#### Goal:
Look for the word "text" in each line and report the count of matching lines, with nothing added.

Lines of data
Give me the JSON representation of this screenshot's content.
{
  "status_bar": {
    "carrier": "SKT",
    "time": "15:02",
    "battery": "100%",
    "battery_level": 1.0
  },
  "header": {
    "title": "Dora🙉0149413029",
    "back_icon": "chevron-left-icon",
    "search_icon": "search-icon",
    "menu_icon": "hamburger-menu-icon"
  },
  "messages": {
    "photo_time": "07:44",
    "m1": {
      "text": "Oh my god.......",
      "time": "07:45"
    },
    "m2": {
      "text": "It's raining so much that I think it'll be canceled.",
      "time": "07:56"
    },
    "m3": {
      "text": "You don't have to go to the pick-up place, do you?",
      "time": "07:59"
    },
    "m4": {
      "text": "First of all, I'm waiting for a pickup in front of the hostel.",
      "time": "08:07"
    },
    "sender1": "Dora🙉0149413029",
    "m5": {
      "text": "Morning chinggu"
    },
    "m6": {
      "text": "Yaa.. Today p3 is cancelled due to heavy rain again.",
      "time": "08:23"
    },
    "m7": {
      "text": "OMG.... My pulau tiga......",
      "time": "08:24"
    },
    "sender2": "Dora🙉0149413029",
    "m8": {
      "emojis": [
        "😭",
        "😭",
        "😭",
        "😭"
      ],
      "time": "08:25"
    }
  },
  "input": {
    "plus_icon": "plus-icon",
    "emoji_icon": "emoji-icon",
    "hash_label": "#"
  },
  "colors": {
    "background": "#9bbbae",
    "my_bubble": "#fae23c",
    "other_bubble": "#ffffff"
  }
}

#### Written response:
7